Given problem »
Write out the data below in full. Keep it exact.

──────── Information provided

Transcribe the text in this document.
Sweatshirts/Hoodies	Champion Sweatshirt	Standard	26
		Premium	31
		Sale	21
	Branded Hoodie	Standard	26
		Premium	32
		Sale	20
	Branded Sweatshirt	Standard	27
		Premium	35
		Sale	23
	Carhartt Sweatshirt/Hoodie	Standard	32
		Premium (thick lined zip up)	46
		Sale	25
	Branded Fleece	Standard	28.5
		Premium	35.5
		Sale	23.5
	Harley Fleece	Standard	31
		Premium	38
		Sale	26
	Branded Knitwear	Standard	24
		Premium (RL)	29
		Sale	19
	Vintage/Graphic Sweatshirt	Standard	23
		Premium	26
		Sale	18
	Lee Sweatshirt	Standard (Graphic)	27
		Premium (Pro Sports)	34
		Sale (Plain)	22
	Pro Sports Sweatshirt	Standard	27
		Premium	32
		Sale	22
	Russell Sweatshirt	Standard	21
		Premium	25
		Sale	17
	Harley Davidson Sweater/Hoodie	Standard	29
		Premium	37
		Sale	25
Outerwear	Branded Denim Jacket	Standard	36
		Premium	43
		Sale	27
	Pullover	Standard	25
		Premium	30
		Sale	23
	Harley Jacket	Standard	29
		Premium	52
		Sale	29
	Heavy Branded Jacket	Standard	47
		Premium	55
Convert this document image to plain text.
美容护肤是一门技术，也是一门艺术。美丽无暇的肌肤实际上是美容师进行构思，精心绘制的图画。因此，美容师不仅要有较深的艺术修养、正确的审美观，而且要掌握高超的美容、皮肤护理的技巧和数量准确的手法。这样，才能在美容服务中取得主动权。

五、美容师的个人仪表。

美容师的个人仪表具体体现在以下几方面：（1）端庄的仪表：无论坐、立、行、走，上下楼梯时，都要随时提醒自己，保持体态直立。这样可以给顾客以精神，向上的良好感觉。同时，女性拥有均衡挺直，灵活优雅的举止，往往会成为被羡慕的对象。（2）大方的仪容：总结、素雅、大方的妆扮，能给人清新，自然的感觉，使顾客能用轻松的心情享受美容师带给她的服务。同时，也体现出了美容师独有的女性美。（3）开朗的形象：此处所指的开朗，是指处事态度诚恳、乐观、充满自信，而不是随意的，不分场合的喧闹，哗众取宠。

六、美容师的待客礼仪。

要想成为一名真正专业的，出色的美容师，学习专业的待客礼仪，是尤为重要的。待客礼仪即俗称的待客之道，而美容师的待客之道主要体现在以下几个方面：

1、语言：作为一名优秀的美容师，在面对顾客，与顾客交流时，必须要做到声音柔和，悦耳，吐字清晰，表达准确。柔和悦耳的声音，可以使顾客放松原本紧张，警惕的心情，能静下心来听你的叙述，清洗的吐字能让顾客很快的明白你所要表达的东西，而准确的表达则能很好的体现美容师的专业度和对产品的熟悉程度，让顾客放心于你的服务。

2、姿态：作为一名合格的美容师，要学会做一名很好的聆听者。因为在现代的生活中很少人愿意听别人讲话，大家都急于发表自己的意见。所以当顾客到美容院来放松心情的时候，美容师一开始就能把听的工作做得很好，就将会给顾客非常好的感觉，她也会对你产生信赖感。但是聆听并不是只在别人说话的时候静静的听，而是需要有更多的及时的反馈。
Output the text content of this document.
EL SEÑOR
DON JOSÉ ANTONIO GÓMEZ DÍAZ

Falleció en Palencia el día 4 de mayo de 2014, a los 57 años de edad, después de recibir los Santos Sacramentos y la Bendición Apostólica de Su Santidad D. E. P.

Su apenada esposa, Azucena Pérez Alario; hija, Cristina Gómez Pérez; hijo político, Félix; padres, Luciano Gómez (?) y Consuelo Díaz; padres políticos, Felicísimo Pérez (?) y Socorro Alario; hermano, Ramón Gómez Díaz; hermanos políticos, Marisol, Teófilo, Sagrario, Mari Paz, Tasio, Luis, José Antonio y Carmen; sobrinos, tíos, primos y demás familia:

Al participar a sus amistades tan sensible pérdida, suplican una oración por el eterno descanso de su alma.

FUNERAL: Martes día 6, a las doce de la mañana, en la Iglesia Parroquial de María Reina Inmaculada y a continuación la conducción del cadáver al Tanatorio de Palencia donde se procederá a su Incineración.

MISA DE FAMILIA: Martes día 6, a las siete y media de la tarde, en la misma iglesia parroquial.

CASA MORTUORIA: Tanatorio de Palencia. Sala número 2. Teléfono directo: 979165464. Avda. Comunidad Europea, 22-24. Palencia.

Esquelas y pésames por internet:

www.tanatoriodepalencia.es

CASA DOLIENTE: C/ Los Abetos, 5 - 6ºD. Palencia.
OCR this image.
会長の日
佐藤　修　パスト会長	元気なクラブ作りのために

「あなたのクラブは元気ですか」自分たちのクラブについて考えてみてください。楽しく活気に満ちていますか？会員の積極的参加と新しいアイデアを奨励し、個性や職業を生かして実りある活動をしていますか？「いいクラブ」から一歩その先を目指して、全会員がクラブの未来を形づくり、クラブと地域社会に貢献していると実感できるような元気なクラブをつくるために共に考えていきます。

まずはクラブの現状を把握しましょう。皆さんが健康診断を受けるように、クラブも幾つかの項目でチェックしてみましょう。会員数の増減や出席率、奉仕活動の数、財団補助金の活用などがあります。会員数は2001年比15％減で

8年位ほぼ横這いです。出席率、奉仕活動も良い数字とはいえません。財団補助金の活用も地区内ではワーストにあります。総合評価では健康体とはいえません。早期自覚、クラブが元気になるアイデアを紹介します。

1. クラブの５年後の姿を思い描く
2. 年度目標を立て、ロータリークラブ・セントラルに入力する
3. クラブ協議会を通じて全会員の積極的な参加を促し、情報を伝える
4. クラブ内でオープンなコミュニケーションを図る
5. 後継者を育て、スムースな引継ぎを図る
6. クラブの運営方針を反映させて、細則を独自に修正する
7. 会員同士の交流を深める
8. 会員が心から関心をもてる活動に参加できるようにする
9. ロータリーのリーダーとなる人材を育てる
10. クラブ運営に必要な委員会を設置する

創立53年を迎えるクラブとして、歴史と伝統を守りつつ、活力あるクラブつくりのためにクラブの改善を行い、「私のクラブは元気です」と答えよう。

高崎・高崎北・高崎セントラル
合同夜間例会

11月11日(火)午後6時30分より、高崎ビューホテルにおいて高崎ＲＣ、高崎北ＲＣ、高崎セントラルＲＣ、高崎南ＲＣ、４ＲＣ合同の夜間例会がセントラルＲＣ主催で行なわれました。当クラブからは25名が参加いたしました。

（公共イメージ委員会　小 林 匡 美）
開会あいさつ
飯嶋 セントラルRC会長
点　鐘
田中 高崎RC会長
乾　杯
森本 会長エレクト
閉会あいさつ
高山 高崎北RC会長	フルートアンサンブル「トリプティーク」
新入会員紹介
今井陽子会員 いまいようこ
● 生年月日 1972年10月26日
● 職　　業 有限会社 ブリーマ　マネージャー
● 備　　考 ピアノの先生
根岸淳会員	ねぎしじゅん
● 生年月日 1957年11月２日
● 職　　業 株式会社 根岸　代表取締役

────────────────

Output below »
Transcribe the text in this document.
Sweatshirts/Hoodies	Champion Sweatshirt	Standard	26
		Premium	31
		Sale	21
	Branded Hoodie	Standard	26
		Premium	32
		Sale	20
	Branded Sweatshirt	Standard	27
		Premium	35
		Sale	23
	Carhartt Sweatshirt/Hoodie	Standard	32
		Premium (thick lined zip up)	46
		Sale	25
	Branded Fleece	Standard	28.5
		Premium	35.5
		Sale	23.5
	Harley Fleece	Standard	31
		Premium	38
		Sale	26
	Branded Knitwear	Standard	24
		Premium (RL)	29
		Sale	19
	Vintage/Graphic Sweatshirt	Standard	23
		Premium	26
		Sale	18
	Lee Sweatshirt	Standard (Graphic)	27
		Premium (Pro Sports)	34
		Sale (Plain)	22
	Pro Sports Sweatshirt	Standard	27
		Premium	32
		Sale	22
	Russell Sweatshirt	Standard	21
		Premium	25
		Sale	17
	Harley Davidson Sweater/Hoodie	Standard	29
		Premium	37
		Sale	25
Outerwear	Branded Denim Jacket	Standard	36
		Premium	43
		Sale	27
	Pullover	Standard	25
		Premium	30
		Sale	23
	Harley Jacket	Standard	29
		Premium	52
		Sale	29
	Heavy Branded Jacket	Standard	47
		Premium	55
Convert this document image to plain text.
美容护肤是一门技术，也是一门艺术。美丽无暇的肌肤实际上是美容师进行构思，精心绘制的图画。因此，美容师不仅要有较深的艺术修养、正确的审美观，而且要掌握高超的美容、皮肤护理的技巧和数量准确的手法。这样，才能在美容服务中取得主动权。

五、美容师的个人仪表。

美容师的个人仪表具体体现在以下几方面：（1）端庄的仪表：无论坐、立、行、走，上下楼梯时，都要随时提醒自己，保持体态直立。这样可以给顾客以精神，向上的良好感觉。同时，女性拥有均衡挺直，灵活优雅的举止，往往会成为被羡慕的对象。（2）大方的仪容：总结、素雅、大方的妆扮，能给人清新，自然的感觉，使顾客能用轻松的心情享受美容师带给她的服务。同时，也体现出了美容师独有的女性美。（3）开朗的形象：此处所指的开朗，是指处事态度诚恳、乐观、充满自信，而不是随意的，不分场合的喧闹，哗众取宠。

六、美容师的待客礼仪。

要想成为一名真正专业的，出色的美容师，学习专业的待客礼仪，是尤为重要的。待客礼仪即俗称的待客之道，而美容师的待客之道主要体现在以下几个方面：

1、语言：作为一名优秀的美容师，在面对顾客，与顾客交流时，必须要做到声音柔和，悦耳，吐字清晰，表达准确。柔和悦耳的声音，可以使顾客放松原本紧张，警惕的心情，能静下心来听你的叙述，清洗的吐字能让顾客很快的明白你所要表达的东西，而准确的表达则能很好的体现美容师的专业度和对产品的熟悉程度，让顾客放心于你的服务。

2、姿态：作为一名合格的美容师，要学会做一名很好的聆听者。因为在现代的生活中很少人愿意听别人讲话，大家都急于发表自己的意见。所以当顾客到美容院来放松心情的时候，美容师一开始就能把听的工作做得很好，就将会给顾客非常好的感觉，她也会对你产生信赖感。但是聆听并不是只在别人说话的时候静静的听，而是需要有更多的及时的反馈。
Output the text content of this document.
EL SEÑOR
DON JOSÉ ANTONIO GÓMEZ DÍAZ

Falleció en Palencia el día 4 de mayo de 2014, a los 57 años de edad, después de recibir los Santos Sacramentos y la Bendición Apostólica de Su Santidad D. E. P.

Su apenada esposa, Azucena Pérez Alario; hija, Cristina Gómez Pérez; hijo político, Félix; padres, Luciano Gómez (?) y Consuelo Díaz; padres políticos, Felicísimo Pérez (?) y Socorro Alario; hermano, Ramón Gómez Díaz; hermanos políticos, Marisol, Teófilo, Sagrario, Mari Paz, Tasio, Luis, José Antonio y Carmen; sobrinos, tíos, primos y demás familia:

Al participar a sus amistades tan sensible pérdida, suplican una oración por el eterno descanso de su alma.

FUNERAL: Martes día 6, a las doce de la mañana, en la Iglesia Parroquial de María Reina Inmaculada y a continuación la conducción del cadáver al Tanatorio de Palencia donde se procederá a su Incineración.

MISA DE FAMILIA: Martes día 6, a las siete y media de la tarde, en la misma iglesia parroquial.

CASA MORTUORIA: Tanatorio de Palencia. Sala número 2. Teléfono directo: 979165464. Avda. Comunidad Europea, 22-24. Palencia.

Esquelas y pésames por internet:

www.tanatoriodepalencia.es

CASA DOLIENTE: C/ Los Abetos, 5 - 6ºD. Palencia.
OCR this image.
会長の日
佐藤　修　パスト会長	元気なクラブ作りのために

「あなたのクラブは元気ですか」自分たちのクラブについて考えてみてください。楽しく活気に満ちていますか？会員の積極的参加と新しいアイデアを奨励し、個性や職業を生かして実りある活動をしていますか？「いいクラブ」から一歩その先を目指して、全会員がクラブの未来を形づくり、クラブと地域社会に貢献していると実感できるような元気なクラブをつくるために共に考えていきます。

まずはクラブの現状を把握しましょう。皆さんが健康診断を受けるように、クラブも幾つかの項目でチェックしてみましょう。会員数の増減や出席率、奉仕活動の数、財団補助金の活用などがあります。会員数は2001年比15％減で

8年位ほぼ横這いです。出席率、奉仕活動も良い数字とはいえません。財団補助金の活用も地区内ではワーストにあります。総合評価では健康体とはいえません。早期自覚、クラブが元気になるアイデアを紹介します。

1. クラブの５年後の姿を思い描く
2. 年度目標を立て、ロータリークラブ・セントラルに入力する
3. クラブ協議会を通じて全会員の積極的な参加を促し、情報を伝える
4. クラブ内でオープンなコミュニケーションを図る
5. 後継者を育て、スムースな引継ぎを図る
6. クラブの運営方針を反映させて、細則を独自に修正する
7. 会員同士の交流を深める
8. 会員が心から関心をもてる活動に参加できるようにする
9. ロータリーのリーダーとなる人材を育てる
10. クラブ運営に必要な委員会を設置する

創立53年を迎えるクラブとして、歴史と伝統を守りつつ、活力あるクラブつくりのためにクラブの改善を行い、「私のクラブは元気です」と答えよう。

高崎・高崎北・高崎セントラル
合同夜間例会

11月11日(火)午後6時30分より、高崎ビューホテルにおいて高崎ＲＣ、高崎北ＲＣ、高崎セントラルＲＣ、高崎南ＲＣ、４ＲＣ合同の夜間例会がセントラルＲＣ主催で行なわれました。当クラブからは25名が参加いたしました。

（公共イメージ委員会　小 林 匡 美）
開会あいさつ
飯嶋 セントラルRC会長
点　鐘
田中 高崎RC会長
乾　杯
森本 会長エレクト
閉会あいさつ
高山 高崎北RC会長	フルートアンサンブル「トリプティーク」
新入会員紹介
今井陽子会員 いまいようこ
● 生年月日 1972年10月26日
● 職　　業 有限会社 ブリーマ　マネージャー
● 備　　考 ピアノの先生
根岸淳会員	ねぎしじゅん
● 生年月日 1957年11月２日
● 職　　業 株式会社 根岸　代表取締役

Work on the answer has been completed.